For those of us who have worked with these committees and know their staffs, they have, over the years  become slightly unbearable work environments; they have become so political as to become unworkable, and that ain't good in wartime. So, let's look at the calendar. Last week, admitting he had no specific knowledge, Hoekstra claims that after a Democratic staff asked for the NIE on September 20th, a New York Times piece came out on September 23rd of this year. That staffer, however, likely asked for it because the Times was snooping around; at least one congressman admits to asking about it only after the Times called him about it on the same date -- September 20th. The Times admits that it had been sniffing around well before ANY member or staffer knew of the NIE (because of the computer glitch). That seems right and a slam-dunk defense for the poor staffer if the NIE wasn't known to staffers or the members until September. The Times knew about it from other sources. And, it would be perfectly natural for the staffer of the ranking minority leader of the committee, upon learning of the NIE's existence, to actually ask for it.

> **RECORD EXCERPTS**
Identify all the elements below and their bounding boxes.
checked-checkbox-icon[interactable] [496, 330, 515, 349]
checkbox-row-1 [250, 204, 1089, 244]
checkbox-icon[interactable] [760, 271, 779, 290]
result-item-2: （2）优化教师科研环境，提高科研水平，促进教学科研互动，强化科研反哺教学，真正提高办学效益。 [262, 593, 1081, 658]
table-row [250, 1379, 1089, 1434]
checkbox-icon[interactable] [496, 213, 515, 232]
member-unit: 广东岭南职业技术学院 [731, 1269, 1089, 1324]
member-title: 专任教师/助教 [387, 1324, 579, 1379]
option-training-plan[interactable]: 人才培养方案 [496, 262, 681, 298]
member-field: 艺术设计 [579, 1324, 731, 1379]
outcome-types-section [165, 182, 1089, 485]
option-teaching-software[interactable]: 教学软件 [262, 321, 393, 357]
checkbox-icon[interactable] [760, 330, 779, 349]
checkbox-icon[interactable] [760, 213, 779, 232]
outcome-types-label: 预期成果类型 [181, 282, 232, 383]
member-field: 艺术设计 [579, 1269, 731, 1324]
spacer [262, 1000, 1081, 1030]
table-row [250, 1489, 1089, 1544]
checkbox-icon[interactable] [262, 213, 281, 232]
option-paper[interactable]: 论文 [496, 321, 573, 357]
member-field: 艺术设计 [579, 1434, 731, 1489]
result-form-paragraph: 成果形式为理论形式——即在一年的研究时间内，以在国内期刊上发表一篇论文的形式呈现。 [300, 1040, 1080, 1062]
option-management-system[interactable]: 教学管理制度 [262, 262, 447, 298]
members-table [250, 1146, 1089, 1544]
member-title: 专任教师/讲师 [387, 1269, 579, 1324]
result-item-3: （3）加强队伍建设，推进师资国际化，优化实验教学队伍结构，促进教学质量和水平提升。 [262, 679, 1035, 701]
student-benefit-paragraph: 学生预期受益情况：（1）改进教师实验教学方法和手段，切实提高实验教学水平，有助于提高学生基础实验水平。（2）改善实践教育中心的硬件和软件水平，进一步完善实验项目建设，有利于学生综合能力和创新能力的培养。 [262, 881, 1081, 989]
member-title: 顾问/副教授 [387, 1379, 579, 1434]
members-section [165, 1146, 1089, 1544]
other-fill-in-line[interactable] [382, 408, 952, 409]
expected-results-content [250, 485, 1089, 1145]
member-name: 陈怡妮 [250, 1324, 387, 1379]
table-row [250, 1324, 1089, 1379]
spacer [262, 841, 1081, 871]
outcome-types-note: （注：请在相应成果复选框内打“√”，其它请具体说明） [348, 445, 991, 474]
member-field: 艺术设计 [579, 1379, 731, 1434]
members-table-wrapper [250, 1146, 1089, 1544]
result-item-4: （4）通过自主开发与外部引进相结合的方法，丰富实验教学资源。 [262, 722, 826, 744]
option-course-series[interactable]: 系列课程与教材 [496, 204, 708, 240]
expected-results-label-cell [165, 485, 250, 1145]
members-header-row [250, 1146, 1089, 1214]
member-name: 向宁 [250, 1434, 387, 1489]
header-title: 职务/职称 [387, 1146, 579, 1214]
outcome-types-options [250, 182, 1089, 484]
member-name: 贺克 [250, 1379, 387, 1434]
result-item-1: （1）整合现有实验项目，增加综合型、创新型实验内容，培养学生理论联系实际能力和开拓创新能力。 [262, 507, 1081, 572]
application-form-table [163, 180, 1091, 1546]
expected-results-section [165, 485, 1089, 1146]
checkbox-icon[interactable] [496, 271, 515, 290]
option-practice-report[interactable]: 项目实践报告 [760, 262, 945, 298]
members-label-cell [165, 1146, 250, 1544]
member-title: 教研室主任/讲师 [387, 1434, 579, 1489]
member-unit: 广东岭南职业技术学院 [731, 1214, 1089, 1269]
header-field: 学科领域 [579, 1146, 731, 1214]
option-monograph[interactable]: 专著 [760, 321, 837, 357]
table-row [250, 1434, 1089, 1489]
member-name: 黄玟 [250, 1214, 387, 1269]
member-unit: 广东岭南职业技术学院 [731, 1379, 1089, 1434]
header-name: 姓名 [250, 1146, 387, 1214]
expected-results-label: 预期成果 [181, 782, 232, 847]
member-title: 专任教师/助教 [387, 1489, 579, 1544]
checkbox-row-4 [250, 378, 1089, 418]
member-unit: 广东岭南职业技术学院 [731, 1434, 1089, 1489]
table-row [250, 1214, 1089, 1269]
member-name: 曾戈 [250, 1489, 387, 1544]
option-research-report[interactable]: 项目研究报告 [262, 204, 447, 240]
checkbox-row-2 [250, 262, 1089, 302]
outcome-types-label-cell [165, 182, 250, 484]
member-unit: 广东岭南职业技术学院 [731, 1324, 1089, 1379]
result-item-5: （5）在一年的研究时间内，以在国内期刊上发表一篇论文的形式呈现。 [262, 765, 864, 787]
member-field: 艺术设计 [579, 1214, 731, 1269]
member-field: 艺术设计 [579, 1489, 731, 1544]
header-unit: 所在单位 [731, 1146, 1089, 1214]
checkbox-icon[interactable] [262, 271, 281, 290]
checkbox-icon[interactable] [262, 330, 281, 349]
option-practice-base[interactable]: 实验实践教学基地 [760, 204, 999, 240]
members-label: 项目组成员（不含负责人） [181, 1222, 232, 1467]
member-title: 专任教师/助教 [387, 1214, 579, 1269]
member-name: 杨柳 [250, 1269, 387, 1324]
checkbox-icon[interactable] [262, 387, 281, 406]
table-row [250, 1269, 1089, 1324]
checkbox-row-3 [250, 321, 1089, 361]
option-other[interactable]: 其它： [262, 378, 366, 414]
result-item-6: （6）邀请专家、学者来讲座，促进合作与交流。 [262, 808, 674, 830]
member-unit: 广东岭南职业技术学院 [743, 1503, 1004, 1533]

> **YOUR INSTRUCTIONS**
Carry on the piece about Hoekstra and the staffer's request for the NIE, starting after its final sentence.

> **ANSWER TO THE TASK**
 So, then, this from Kiel doesn't fit with Hoekstra's story last week: As Ware explained it, the Iraq terror NIE came to the committee in late April, but did not get scanned because of the malfunction. Then, after the equipment was working again in late April, the document -- which contradicted key aspects of Bush administration policy and rhetoric -- sat unnoticed in a "backlog," along with other classified documents awaiting the committee's consideration, until the New York Times revealed its conclusions in late September. Unless someone is speaking out of turn, it appears that it was the Times who was notifying staffers and members of its existence, not the other way around. The Hoekstra folks seem to confirm this today.